Pick out the lines below with "text" and list them.

## start DATA

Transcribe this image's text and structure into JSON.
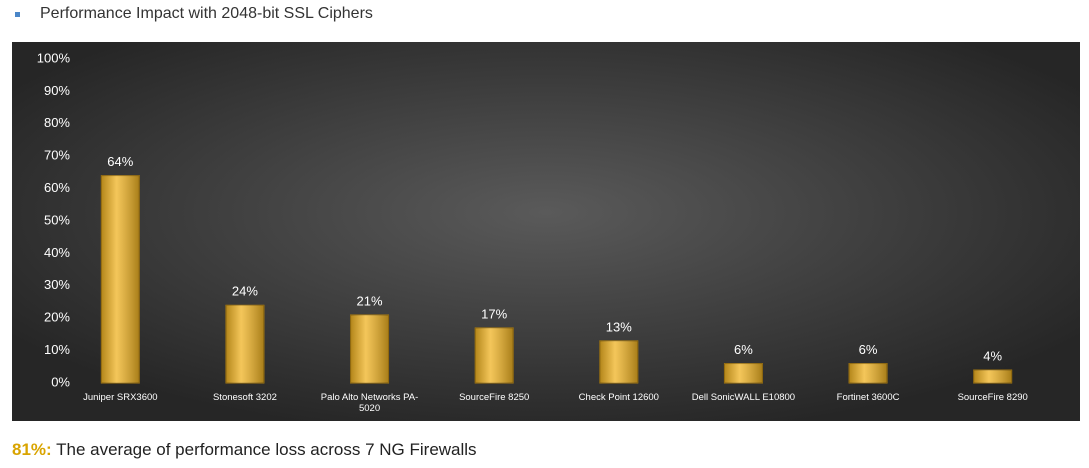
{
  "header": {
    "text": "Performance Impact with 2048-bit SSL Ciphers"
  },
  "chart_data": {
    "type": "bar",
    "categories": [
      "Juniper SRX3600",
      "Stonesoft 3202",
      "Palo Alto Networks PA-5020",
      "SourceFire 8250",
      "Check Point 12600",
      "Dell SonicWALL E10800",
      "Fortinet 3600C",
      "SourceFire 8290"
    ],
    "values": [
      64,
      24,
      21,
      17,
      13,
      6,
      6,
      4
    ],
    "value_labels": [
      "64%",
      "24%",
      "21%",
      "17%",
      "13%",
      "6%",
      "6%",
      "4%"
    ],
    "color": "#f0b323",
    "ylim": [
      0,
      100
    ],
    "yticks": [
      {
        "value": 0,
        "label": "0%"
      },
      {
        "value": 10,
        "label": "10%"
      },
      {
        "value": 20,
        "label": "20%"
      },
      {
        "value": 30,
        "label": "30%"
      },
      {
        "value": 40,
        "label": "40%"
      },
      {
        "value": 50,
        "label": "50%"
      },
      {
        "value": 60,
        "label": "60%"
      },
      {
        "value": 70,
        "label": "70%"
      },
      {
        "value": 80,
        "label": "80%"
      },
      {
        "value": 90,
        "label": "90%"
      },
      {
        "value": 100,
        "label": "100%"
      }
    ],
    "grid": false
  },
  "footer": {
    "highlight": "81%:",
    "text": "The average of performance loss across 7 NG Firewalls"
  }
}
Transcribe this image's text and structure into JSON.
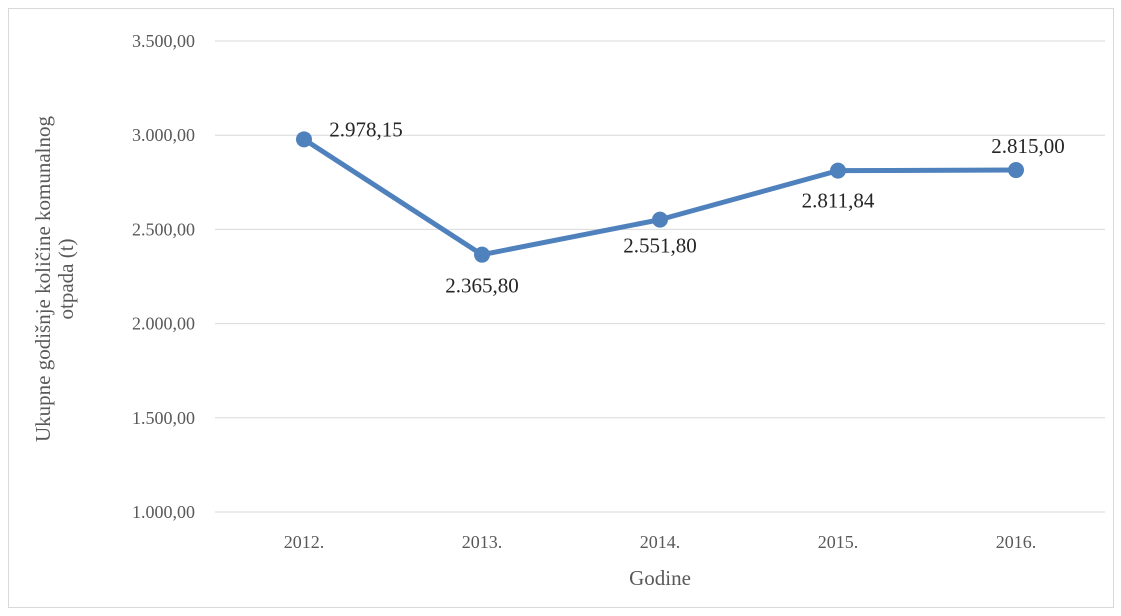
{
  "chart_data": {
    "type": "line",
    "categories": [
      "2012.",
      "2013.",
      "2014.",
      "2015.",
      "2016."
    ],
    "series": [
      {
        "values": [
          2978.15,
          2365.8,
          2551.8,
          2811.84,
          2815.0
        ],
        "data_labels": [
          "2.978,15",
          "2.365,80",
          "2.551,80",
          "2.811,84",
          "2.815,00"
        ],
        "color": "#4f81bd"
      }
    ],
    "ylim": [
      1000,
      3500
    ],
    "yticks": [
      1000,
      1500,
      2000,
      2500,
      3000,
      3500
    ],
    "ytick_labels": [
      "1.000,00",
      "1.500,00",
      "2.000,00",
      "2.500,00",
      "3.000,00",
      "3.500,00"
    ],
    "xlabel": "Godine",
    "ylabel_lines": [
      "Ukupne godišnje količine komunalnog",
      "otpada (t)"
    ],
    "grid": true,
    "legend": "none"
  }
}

## end DATA

TASK RESULT.
Transcribe this image's text and structure into JSON.
    "text": "Performance Impact with 2048-bit SSL Ciphers"
    "text": "The average of performance loss across 7 NG Firewalls"
Transcribe this image's text and structure into JSON.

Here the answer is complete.